§ **Set problem**
Each entry has to be copied exactly, with nothing missed.

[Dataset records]
···

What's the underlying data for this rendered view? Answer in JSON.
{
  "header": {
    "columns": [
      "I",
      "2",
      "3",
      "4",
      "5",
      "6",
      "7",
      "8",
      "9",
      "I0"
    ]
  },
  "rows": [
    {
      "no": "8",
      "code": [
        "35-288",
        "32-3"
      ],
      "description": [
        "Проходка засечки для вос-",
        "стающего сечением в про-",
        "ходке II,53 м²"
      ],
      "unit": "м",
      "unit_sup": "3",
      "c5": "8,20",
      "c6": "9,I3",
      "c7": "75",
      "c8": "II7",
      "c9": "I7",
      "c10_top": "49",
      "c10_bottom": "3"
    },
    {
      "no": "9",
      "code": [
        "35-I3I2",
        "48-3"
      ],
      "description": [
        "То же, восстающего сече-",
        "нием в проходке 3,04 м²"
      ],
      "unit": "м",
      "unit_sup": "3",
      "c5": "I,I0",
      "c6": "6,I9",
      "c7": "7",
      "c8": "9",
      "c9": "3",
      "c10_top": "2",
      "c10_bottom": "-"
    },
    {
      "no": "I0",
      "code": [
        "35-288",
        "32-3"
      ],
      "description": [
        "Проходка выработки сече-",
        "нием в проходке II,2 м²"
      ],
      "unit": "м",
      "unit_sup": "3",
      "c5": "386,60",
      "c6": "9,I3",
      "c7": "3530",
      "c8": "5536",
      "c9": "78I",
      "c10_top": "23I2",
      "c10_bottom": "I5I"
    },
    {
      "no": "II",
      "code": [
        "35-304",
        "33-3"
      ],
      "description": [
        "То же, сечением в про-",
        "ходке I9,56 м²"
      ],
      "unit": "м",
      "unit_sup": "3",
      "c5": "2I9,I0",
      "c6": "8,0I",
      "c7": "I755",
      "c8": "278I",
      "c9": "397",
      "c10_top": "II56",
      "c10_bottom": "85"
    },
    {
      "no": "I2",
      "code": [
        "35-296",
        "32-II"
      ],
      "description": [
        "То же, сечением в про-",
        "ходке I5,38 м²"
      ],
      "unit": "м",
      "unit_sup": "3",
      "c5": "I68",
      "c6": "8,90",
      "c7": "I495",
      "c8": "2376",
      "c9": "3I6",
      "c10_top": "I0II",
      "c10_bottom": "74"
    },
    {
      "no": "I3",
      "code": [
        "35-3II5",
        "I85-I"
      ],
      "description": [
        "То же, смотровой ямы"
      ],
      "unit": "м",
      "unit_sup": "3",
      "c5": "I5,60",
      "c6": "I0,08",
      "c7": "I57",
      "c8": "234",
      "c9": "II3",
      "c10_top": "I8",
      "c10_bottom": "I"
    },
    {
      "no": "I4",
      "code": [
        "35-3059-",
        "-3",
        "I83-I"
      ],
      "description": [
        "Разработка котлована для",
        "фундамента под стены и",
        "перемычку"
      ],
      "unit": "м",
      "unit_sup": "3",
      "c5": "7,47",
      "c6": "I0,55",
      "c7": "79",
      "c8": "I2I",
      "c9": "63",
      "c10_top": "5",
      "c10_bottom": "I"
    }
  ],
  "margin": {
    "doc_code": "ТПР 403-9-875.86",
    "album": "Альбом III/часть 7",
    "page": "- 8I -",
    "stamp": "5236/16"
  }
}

···

§ **Answer for the task**
What's the underlying data for this rendered view? Answer in JSON.
{
  "header": {
    "columns": [
      "I",
      "2",
      "3",
      "4",
      "5",
      "6",
      "7",
      "8",
      "9",
      "I0"
    ]
  },
  "rows": [
    {
      "no": "8",
      "code": [
        "35-288",
        "32-3"
      ],
      "description": [
        "Проходка засечки для вос-",
        "стающего сечением в про-",
        "ходке II,53 м²"
      ],
      "unit": "м",
      "unit_sup": "3",
      "c5": "8,20",
      "c6": "9,I3",
      "c7": "75",
      "c8": "II7",
      "c9": "I7",
      "c10_top": "49",
      "c10_bottom": "3"
    },
    {
      "no": "9",
      "code": [
        "35-I3I2",
        "48-3"
      ],
      "description": [
        "То же, восстающего сече-",
        "нием в проходке 3,04 м²"
      ],
      "unit": "м",
      "unit_sup": "3",
      "c5": "I,I0",
      "c6": "6,I9",
      "c7": "7",
      "c8": "9",
      "c9": "3",
      "c10_top": "2",
      "c10_bottom": "-"
    },
    {
      "no": "I0",
      "code": [
        "35-288",
        "32-3"
      ],
      "description": [
        "Проходка выработки сече-",
        "нием в проходке II,2 м²"
      ],
      "unit": "м",
      "unit_sup": "3",
      "c5": "386,60",
      "c6": "9,I3",
      "c7": "3530",
      "c8": "5536",
      "c9": "78I",
      "c10_top": "23I2",
      "c10_bottom": "I5I"
    },
    {
      "no": "II",
      "code": [
        "35-304",
        "33-3"
      ],
      "description": [
        "То же, сечением в про-",
        "ходке I9,56 м²"
      ],
      "unit": "м",
      "unit_sup": "3",
      "c5": "2I9,I0",
      "c6": "8,0I",
      "c7": "I755",
      "c8": "278I",
      "c9": "397",
      "c10_top": "II56",
      "c10_bottom": "85"
    },
    {
      "no": "I2",
      "code": [
        "35-296",
        "32-II"
      ],
      "description": [
        "То же, сечением в про-",
        "ходке I5,38 м²"
      ],
      "unit": "м",
      "unit_sup": "3",
      "c5": "I68",
      "c6": "8,90",
      "c7": "I495",
      "c8": "2376",
      "c9": "3I6",
      "c10_top": "I0II",
      "c10_bottom": "74"
    },
    {
      "no": "I3",
      "code": [
        "35-3II5",
        "I85-I"
      ],
      "description": [
        "То же, смотровой ямы"
      ],
      "unit": "м",
      "unit_sup": "3",
      "c5": "I5,60",
      "c6": "I0,08",
      "c7": "I57",
      "c8": "234",
      "c9": "II3",
      "c10_top": "I8",
      "c10_bottom": "I"
    },
    {
      "no": "I4",
      "code": [
        "35-3059-",
        "-3",
        "I83-I"
      ],
      "description": [
        "Разработка котлована для",
        "фундамента под стены и",
        "перемычку"
      ],
      "unit": "м",
      "unit_sup": "3",
      "c5": "7,47",
      "c6": "I0,55",
      "c7": "79",
      "c8": "I2I",
      "c9": "63",
      "c10_top": "5",
      "c10_bottom": "I"
    }
  ],
  "margin": {
    "doc_code": "ТПР 403-9-875.86",
    "album": "Альбом III/часть 7",
    "page": "- 8I -",
    "stamp": "5236/16"
  }
}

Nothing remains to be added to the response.